→ TASK
Copy the material that follows word for word and omit its pictures.
Start DATA FOR THIS TASK
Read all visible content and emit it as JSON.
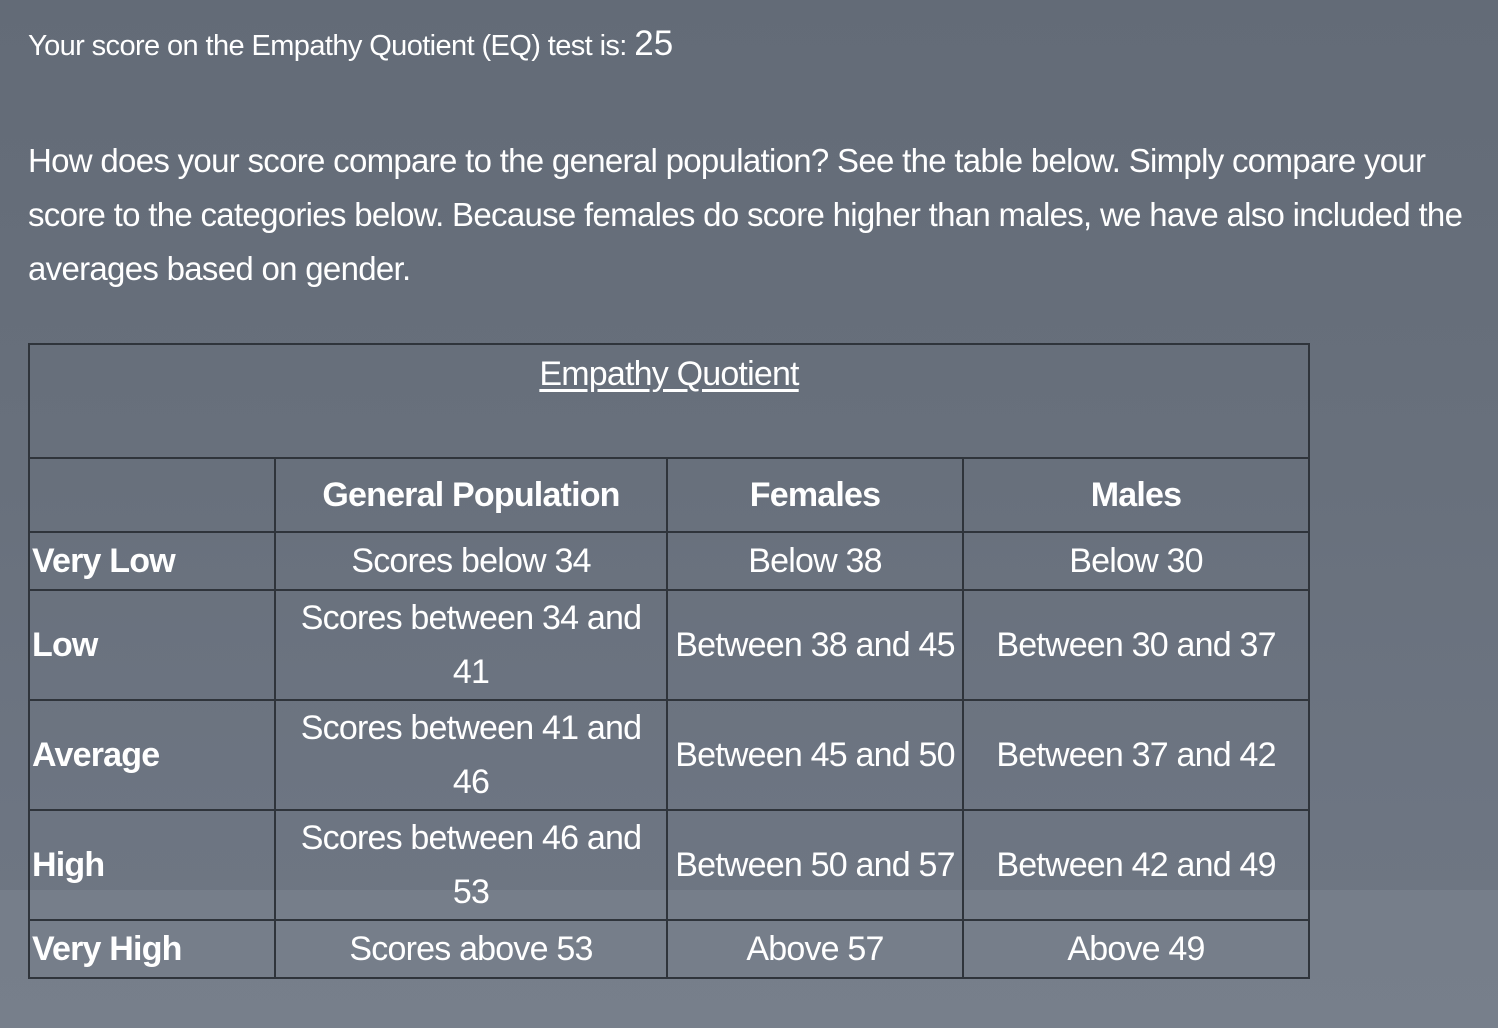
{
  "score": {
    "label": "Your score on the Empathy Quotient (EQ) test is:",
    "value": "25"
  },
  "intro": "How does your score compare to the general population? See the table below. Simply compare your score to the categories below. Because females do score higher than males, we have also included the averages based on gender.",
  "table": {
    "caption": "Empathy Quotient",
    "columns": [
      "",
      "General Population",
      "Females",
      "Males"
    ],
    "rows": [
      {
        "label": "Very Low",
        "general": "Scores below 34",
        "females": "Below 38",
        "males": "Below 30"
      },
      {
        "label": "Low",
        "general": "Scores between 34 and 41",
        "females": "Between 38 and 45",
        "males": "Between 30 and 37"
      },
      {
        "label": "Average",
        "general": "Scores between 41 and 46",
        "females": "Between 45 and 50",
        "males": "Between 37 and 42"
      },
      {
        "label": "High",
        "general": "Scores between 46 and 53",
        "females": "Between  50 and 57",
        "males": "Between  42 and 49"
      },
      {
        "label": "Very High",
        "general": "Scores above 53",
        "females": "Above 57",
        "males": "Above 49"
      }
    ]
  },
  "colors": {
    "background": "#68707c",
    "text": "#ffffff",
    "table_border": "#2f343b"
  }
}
End DATA FOR THIS TASK
→ RESULT OF THE EXERCISE
Read all visible content and emit it as JSON.
{
  "score": {
    "label": "Your score on the Empathy Quotient (EQ) test is:",
    "value": "25"
  },
  "intro": "How does your score compare to the general population? See the table below. Simply compare your score to the categories below. Because females do score higher than males, we have also included the averages based on gender.",
  "table": {
    "caption": "Empathy Quotient",
    "columns": [
      "",
      "General Population",
      "Females",
      "Males"
    ],
    "rows": [
      {
        "label": "Very Low",
        "general": "Scores below 34",
        "females": "Below 38",
        "males": "Below 30"
      },
      {
        "label": "Low",
        "general": "Scores between 34 and 41",
        "females": "Between 38 and 45",
        "males": "Between 30 and 37"
      },
      {
        "label": "Average",
        "general": "Scores between 41 and 46",
        "females": "Between 45 and 50",
        "males": "Between 37 and 42"
      },
      {
        "label": "High",
        "general": "Scores between 46 and 53",
        "females": "Between  50 and 57",
        "males": "Between  42 and 49"
      },
      {
        "label": "Very High",
        "general": "Scores above 53",
        "females": "Above 57",
        "males": "Above 49"
      }
    ]
  },
  "colors": {
    "background": "#68707c",
    "text": "#ffffff",
    "table_border": "#2f343b"
  }
}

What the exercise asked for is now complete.